● **Task prompt**
Locate the word "text" in the entries below, then gather every line that holds it.

☆ ☆ ☆ ☆ ☆ ☆ ☆

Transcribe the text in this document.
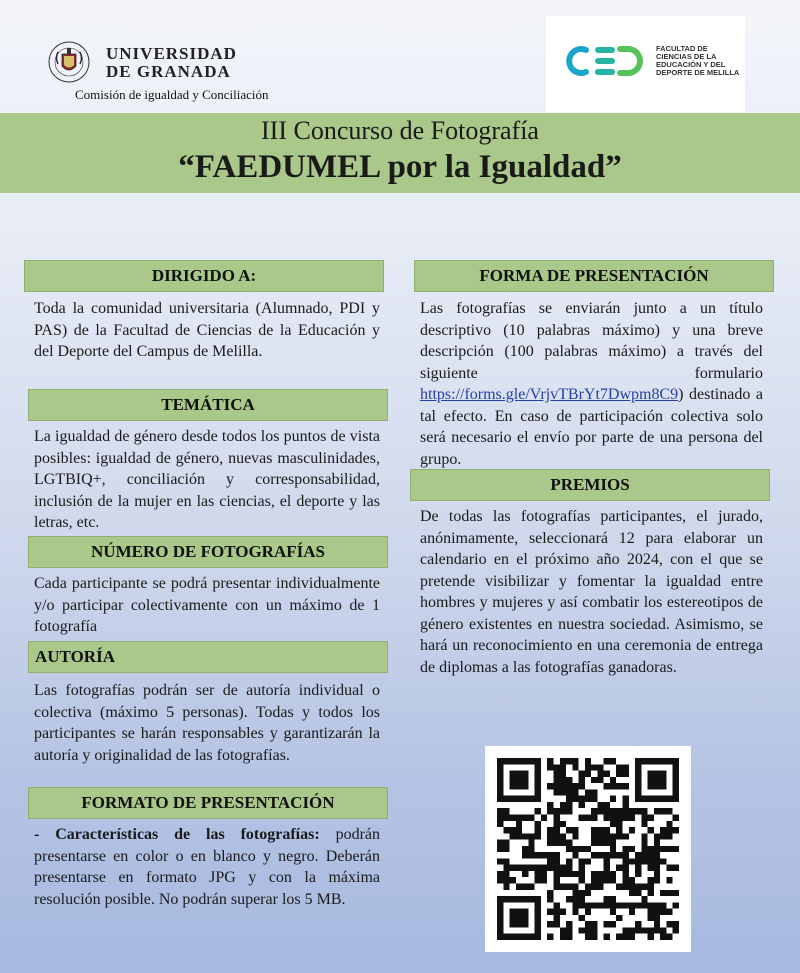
UNIVERSIDAD
DE GRANADA
Comisión de igualdad y Conciliación
FACULTAD DE CIENCIAS DE LA EDUCACIÓN Y DEL DEPORTE DE MELILLA
III Concurso de Fotografía
“FAEDUMEL por la Igualdad”
DIRIGIDO A:
Toda la comunidad universitaria (Alumnado, PDI y PAS) de la Facultad de Ciencias de la Educación y del Deporte del Campus de Melilla.
TEMÁTICA
La igualdad de género desde todos los puntos de vista posibles: igualdad de género, nuevas masculinidades, LGTBIQ+, conciliación y corresponsabilidad, inclusión de la mujer en las ciencias, el deporte y las letras, etc.
NÚMERO DE FOTOGRAFÍAS
Cada participante se podrá presentar individualmente y/o participar colectivamente con un máximo de 1 fotografía
AUTORÍA
Las fotografías podrán ser de autoría individual o colectiva (máximo 5 personas). Todas y todos los participantes se harán responsables y garantizarán la autoría y originalidad de las fotografías.
FORMATO DE PRESENTACIÓN
- Características de las fotografías: podrán presentarse en color o en blanco y negro. Deberán presentarse en formato JPG y con la máxima resolución posible. No podrán superar los 5 MB.
FORMA DE PRESENTACIÓN
Las fotografías se enviarán junto a un título descriptivo (10 palabras máximo) y una breve descripción (100 palabras máximo) a través del siguiente formulario https://forms.gle/VrjvTBrYt7Dwpm8C9) destinado a tal efecto. En caso de participación colectiva solo será necesario el envío por parte de una persona del grupo.
PREMIOS
De todas las fotografías participantes, el jurado, anónimamente, seleccionará 12 para elaborar un calendario en el próximo año 2024, con el que se pretende visibilizar y fomentar la igualdad entre hombres y mujeres y así combatir los estereotipos de género existentes en nuestra sociedad. Asimismo, se hará un reconocimiento en una ceremonia de entrega de diplomas a las fotografías ganadoras.
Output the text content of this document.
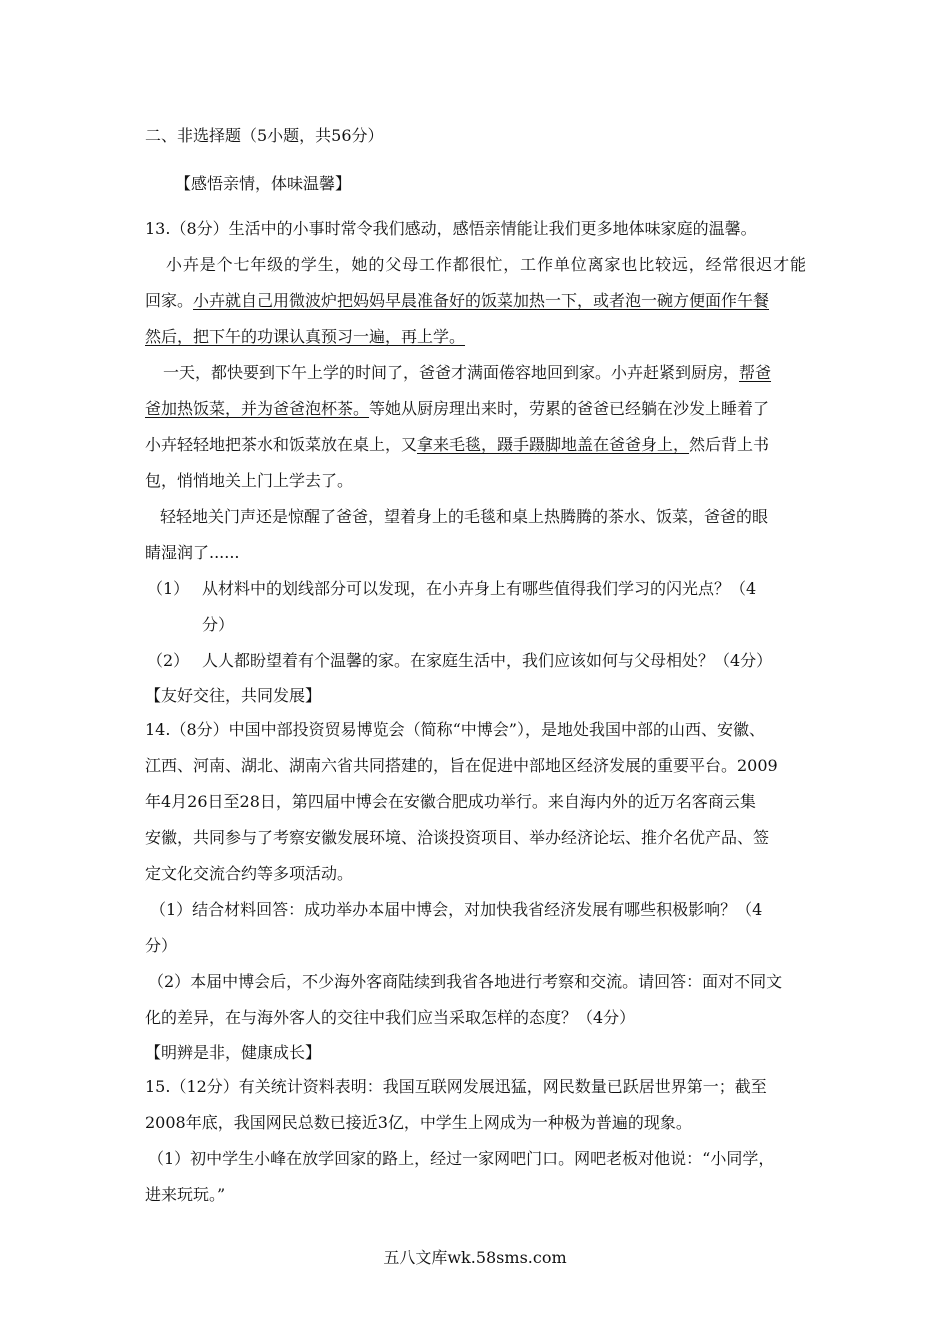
二、非选择题（5小题，共56分）
【感悟亲情，体味温馨】
13.（8分）生活中的小事时常令我们感动，感悟亲情能让我们更多地体味家庭的温馨。
小卉是个七年级的学生，她的父母工作都很忙，工作单位离家也比较远，经常很迟才能
回家。小卉就自己用微波炉把妈妈早晨准备好的饭菜加热一下，或者泡一碗方便面作午餐
然后，把下午的功课认真预习一遍，再上学。
一天，都快要到下午上学的时间了，爸爸才满面倦容地回到家。小卉赶紧到厨房，帮爸
爸加热饭菜，并为爸爸泡杯茶。等她从厨房理出来时，劳累的爸爸已经躺在沙发上睡着了
小卉轻轻地把茶水和饭菜放在桌上，又拿来毛毯，蹑手蹑脚地盖在爸爸身上，然后背上书
包，悄悄地关上门上学去了。
轻轻地关门声还是惊醒了爸爸，望着身上的毛毯和桌上热腾腾的茶水、饭菜，爸爸的眼
睛湿润了......
（1） 从材料中的划线部分可以发现，在小卉身上有哪些值得我们学习的闪光点？（4
分）
（2） 人人都盼望着有个温馨的家。在家庭生活中，我们应该如何与父母相处？（4分）
【友好交往，共同发展】
14.（8分）中国中部投资贸易博览会（简称“中博会”），是地处我国中部的山西、安徽、
江西、河南、湖北、湖南六省共同搭建的，旨在促进中部地区经济发展的重要平台。2009
年4月26日至28日，第四届中博会在安徽合肥成功举行。来自海内外的近万名客商云集
安徽，共同参与了考察安徽发展环境、洽谈投资项目、举办经济论坛、推介名优产品、签
定文化交流合约等多项活动。
（1）结合材料回答：成功举办本届中博会，对加快我省经济发展有哪些积极影响？（4
分）
（2）本届中博会后，不少海外客商陆续到我省各地进行考察和交流。请回答：面对不同文
化的差异，在与海外客人的交往中我们应当采取怎样的态度？（4分）
【明辨是非，健康成长】
15.（12分）有关统计资料表明：我国互联网发展迅猛，网民数量已跃居世界第一；截至
2008年底，我国网民总数已接近3亿，中学生上网成为一种极为普遍的现象。
（1）初中学生小峰在放学回家的路上，经过一家网吧门口。网吧老板对他说：“小同学，
进来玩玩。”
五八文库wk.58sms.com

☆ ☆ ☆ ☆ ☆ ☆ ☆

● **Solution to this problem**
Transcribe the text in this document.
Output the text content of this document.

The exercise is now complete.